■ MATERIAL SUPPLIED:
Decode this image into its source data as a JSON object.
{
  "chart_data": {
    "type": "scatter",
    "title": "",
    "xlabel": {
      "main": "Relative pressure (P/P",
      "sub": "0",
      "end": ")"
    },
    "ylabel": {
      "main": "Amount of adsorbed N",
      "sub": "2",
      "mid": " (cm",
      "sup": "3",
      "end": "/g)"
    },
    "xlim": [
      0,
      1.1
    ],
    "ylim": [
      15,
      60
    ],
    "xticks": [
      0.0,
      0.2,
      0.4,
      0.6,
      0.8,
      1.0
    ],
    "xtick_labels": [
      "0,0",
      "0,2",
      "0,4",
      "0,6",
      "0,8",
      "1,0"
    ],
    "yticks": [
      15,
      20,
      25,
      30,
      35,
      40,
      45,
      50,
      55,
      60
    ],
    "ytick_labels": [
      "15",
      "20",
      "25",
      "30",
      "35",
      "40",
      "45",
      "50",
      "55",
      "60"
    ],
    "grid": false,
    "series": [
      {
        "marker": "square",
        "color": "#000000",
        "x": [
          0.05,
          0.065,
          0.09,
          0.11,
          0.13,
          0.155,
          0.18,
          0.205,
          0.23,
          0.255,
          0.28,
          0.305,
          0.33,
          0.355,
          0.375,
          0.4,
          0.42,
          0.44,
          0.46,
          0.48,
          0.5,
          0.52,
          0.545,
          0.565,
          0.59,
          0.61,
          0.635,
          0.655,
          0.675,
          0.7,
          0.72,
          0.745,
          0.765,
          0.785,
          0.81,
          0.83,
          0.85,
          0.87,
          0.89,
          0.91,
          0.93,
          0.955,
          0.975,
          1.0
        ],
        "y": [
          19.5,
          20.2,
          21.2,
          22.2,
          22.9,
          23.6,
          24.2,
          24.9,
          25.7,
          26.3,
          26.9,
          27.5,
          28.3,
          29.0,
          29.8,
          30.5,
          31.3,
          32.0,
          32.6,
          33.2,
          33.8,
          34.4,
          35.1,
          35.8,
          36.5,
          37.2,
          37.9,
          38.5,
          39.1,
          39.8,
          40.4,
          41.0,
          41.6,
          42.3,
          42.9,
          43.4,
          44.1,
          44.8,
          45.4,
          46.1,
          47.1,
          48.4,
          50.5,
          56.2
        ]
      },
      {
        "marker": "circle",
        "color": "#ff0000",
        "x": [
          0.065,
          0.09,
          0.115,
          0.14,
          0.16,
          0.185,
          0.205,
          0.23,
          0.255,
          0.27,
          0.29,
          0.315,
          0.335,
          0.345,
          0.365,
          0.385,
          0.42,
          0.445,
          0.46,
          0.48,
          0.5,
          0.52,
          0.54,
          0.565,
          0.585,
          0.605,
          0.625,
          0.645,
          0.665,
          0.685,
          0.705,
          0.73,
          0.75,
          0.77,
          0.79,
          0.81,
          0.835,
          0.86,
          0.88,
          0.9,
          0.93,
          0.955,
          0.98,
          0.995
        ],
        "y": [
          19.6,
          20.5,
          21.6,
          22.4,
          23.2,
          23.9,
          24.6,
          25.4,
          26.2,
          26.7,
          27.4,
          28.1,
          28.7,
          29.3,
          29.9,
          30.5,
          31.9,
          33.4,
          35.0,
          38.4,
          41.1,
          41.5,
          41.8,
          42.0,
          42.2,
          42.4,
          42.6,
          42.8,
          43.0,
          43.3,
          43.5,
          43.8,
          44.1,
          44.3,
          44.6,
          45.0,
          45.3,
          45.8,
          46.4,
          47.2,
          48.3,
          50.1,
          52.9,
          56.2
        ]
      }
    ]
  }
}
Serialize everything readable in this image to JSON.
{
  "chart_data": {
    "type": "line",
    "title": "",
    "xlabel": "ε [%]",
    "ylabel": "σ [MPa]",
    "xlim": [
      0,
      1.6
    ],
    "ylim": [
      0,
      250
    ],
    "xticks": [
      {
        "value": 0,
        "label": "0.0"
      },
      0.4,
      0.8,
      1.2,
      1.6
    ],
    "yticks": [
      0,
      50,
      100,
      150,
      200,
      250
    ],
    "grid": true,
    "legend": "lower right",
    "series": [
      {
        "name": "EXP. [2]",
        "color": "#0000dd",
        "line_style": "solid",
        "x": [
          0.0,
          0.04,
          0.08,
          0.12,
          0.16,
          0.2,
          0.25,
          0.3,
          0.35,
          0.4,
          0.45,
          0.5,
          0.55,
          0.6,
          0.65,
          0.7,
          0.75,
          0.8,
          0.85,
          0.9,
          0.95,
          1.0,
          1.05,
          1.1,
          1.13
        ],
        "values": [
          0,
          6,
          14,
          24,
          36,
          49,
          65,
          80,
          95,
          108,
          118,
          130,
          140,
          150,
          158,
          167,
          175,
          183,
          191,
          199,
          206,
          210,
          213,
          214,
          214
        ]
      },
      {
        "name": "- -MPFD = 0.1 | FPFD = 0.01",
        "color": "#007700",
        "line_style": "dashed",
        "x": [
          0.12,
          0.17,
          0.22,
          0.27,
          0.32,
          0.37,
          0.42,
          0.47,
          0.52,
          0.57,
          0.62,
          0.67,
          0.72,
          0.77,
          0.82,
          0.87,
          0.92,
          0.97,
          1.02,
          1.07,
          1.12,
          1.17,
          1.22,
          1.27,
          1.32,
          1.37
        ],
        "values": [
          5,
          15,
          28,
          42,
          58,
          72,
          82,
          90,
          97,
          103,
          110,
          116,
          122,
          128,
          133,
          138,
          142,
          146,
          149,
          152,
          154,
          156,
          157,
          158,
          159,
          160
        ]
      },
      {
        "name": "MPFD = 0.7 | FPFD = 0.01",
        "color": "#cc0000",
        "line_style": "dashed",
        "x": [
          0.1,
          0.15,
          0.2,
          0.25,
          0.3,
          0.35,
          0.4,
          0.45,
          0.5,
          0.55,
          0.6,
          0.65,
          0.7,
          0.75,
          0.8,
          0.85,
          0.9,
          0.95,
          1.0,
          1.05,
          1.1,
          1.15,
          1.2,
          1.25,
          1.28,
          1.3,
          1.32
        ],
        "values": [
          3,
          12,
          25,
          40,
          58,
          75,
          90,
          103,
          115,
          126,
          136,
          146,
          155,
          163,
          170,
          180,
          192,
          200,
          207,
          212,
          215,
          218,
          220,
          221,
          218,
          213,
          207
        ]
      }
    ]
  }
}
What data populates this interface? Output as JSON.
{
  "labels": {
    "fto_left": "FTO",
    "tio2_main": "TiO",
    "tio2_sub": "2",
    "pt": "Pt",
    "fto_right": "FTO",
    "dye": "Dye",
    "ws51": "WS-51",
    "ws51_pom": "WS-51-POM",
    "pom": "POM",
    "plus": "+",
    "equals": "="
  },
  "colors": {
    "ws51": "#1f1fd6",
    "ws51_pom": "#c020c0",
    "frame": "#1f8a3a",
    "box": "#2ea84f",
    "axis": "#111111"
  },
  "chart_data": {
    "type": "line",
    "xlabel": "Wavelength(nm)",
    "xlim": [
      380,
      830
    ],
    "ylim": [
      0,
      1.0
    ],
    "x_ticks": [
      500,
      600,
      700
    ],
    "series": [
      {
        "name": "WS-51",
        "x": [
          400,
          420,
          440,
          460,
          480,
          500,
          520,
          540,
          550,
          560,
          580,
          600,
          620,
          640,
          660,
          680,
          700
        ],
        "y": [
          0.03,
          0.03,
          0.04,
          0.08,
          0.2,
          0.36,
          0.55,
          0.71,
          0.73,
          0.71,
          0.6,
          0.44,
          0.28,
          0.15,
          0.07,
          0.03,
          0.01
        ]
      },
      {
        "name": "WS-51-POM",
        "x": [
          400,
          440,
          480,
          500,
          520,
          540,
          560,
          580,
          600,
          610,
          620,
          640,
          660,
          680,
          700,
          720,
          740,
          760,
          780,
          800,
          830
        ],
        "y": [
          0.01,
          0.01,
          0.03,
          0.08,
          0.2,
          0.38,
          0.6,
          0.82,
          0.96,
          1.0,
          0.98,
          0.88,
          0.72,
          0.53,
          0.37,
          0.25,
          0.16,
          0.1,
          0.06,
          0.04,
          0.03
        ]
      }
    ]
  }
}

■ CHALLENGE:
Gather all the lines that include the word "xlabel" and copy them out.

■ RESPONSE:
    "xlabel": {
    "xlabel": "ε [%]",
    "xlabel": "Wavelength(nm)",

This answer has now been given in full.